-- BEGIN Data entries --
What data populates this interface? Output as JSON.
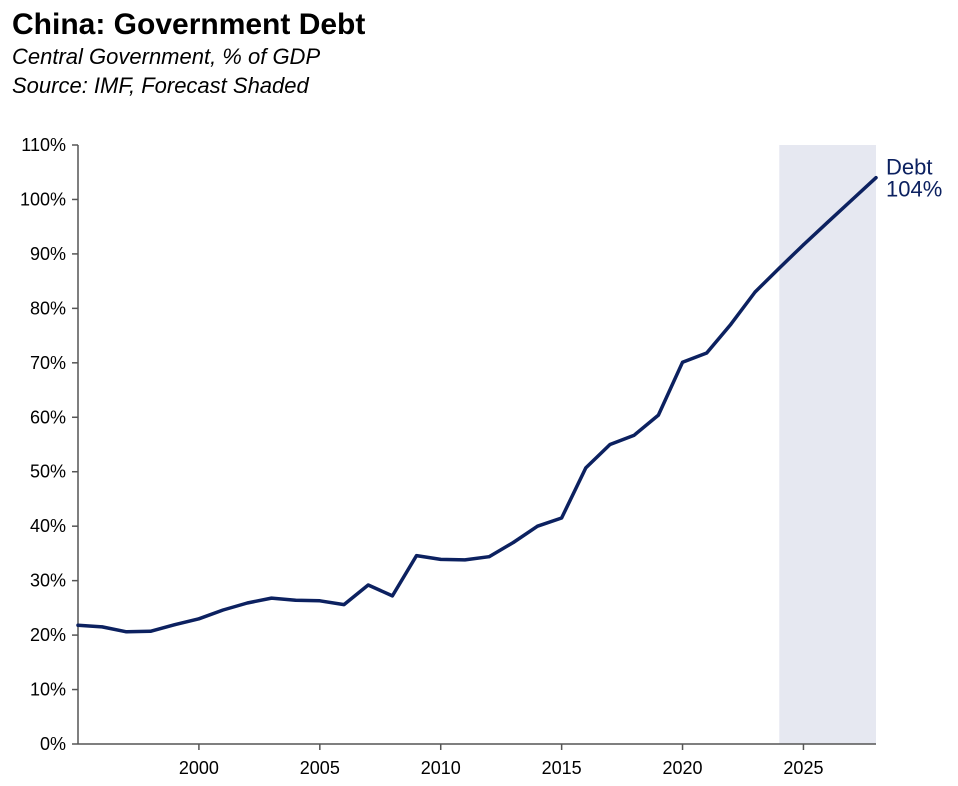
{
  "header": {
    "title": "China: Government Debt",
    "subtitle": "Central Government, % of GDP",
    "source": "Source: IMF, Forecast Shaded"
  },
  "colors": {
    "line": "#0c2160",
    "forecast_shade": "#e6e8f1",
    "axis": "#555555"
  },
  "chart_data": {
    "type": "line",
    "title": "China: Government Debt",
    "subtitle": "Central Government, % of GDP",
    "xlabel": "",
    "ylabel": "",
    "xlim": [
      1995,
      2028
    ],
    "ylim": [
      0,
      110
    ],
    "x_ticks": [
      2000,
      2005,
      2010,
      2015,
      2020,
      2025
    ],
    "x_tick_labels": [
      "2000",
      "2005",
      "2010",
      "2015",
      "2020",
      "2025"
    ],
    "y_ticks": [
      0,
      10,
      20,
      30,
      40,
      50,
      60,
      70,
      80,
      90,
      100,
      110
    ],
    "y_tick_labels": [
      "0%",
      "10%",
      "20%",
      "30%",
      "40%",
      "50%",
      "60%",
      "70%",
      "80%",
      "90%",
      "100%",
      "110%"
    ],
    "grid": false,
    "forecast_range": [
      2024,
      2028
    ],
    "series": [
      {
        "name": "Debt",
        "end_label": "104%",
        "x": [
          1995,
          1996,
          1997,
          1998,
          1999,
          2000,
          2001,
          2002,
          2003,
          2004,
          2005,
          2006,
          2007,
          2008,
          2009,
          2010,
          2011,
          2012,
          2013,
          2014,
          2015,
          2016,
          2017,
          2018,
          2019,
          2020,
          2021,
          2022,
          2023,
          2024,
          2025,
          2026,
          2027,
          2028
        ],
        "values": [
          21.8,
          21.5,
          20.6,
          20.7,
          21.9,
          23.0,
          24.6,
          25.9,
          26.8,
          26.4,
          26.3,
          25.6,
          29.2,
          27.2,
          34.6,
          33.9,
          33.8,
          34.4,
          37.0,
          40.0,
          41.5,
          50.7,
          55.0,
          56.7,
          60.4,
          70.1,
          71.8,
          77.1,
          83.0,
          87.4,
          91.7,
          95.8,
          99.9,
          104.0
        ]
      }
    ]
  }
}
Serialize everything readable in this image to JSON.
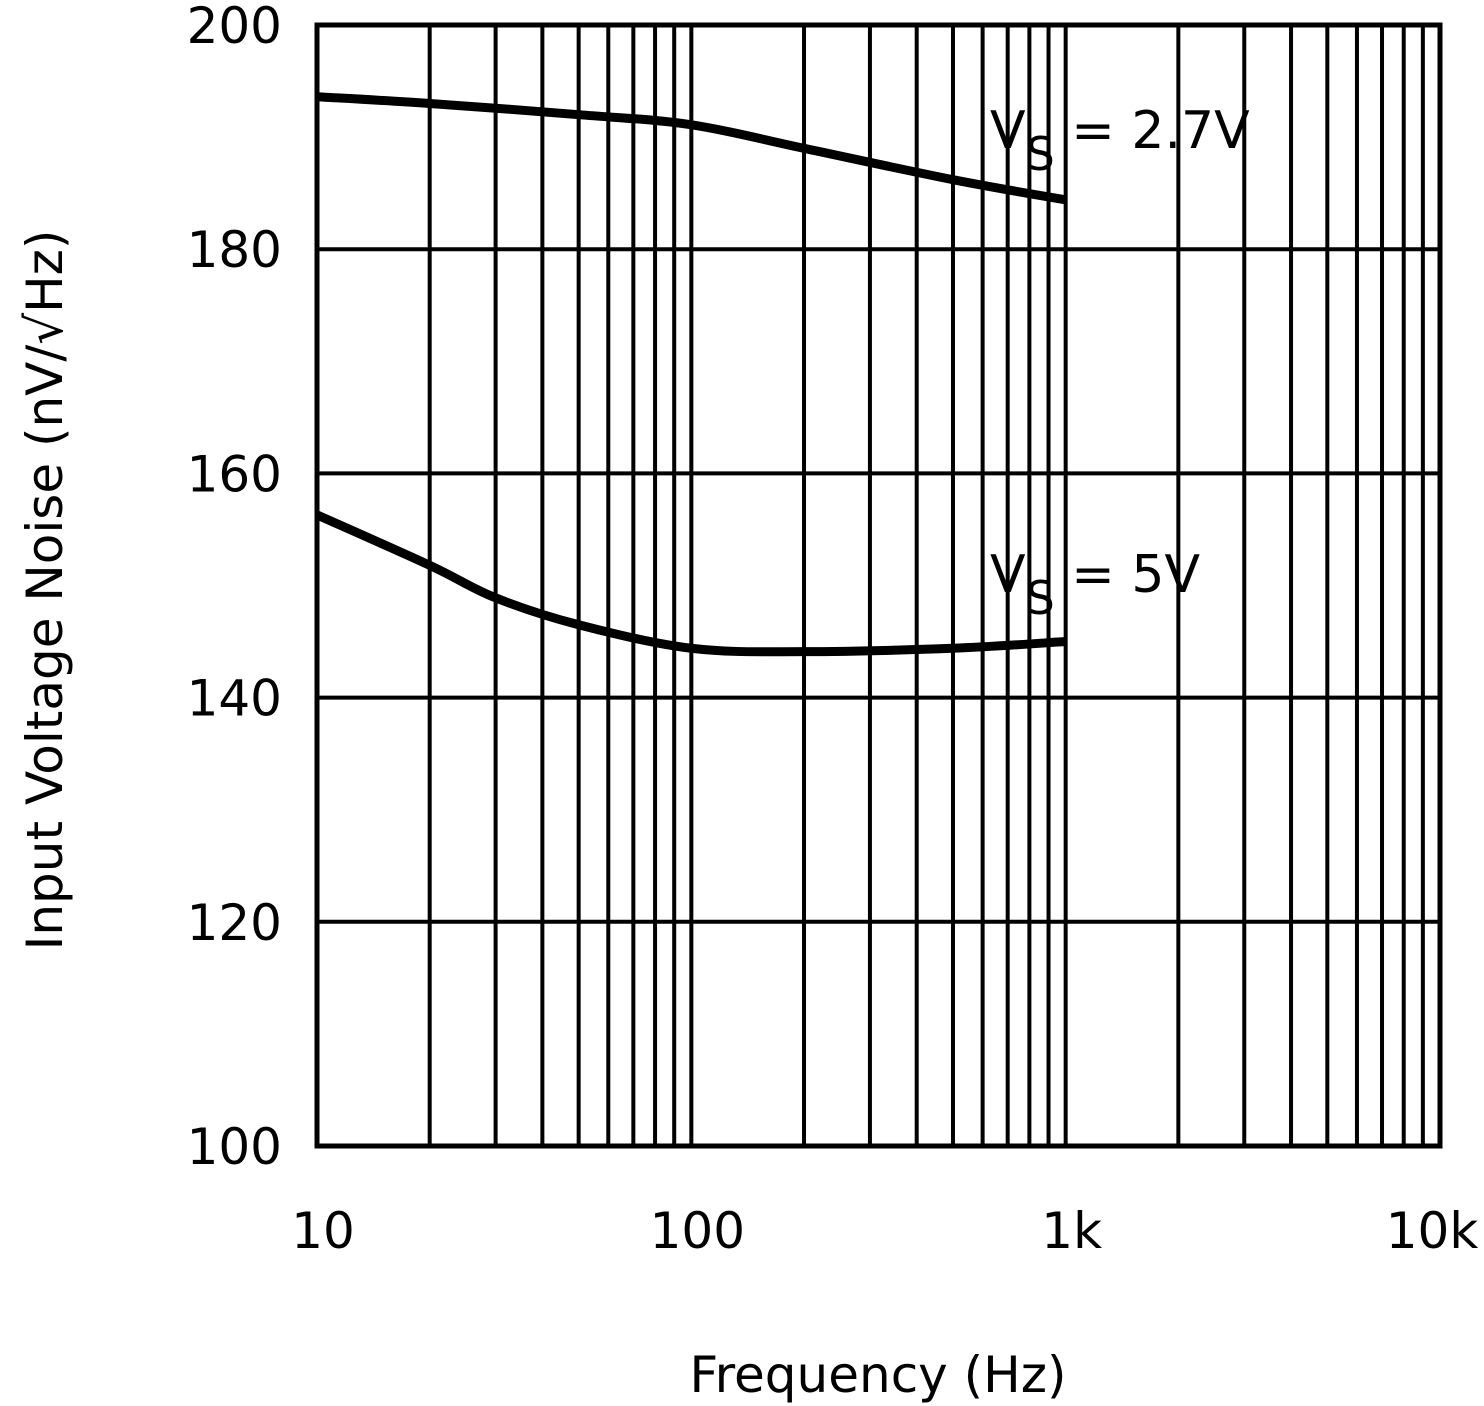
-- END Data entries --
▸ Direction:
Where a line in the entries holds "JSON", copy that line.

▸ The answer:
What data populates this interface? Output as JSON.
Serialize everything readable in this image to JSON.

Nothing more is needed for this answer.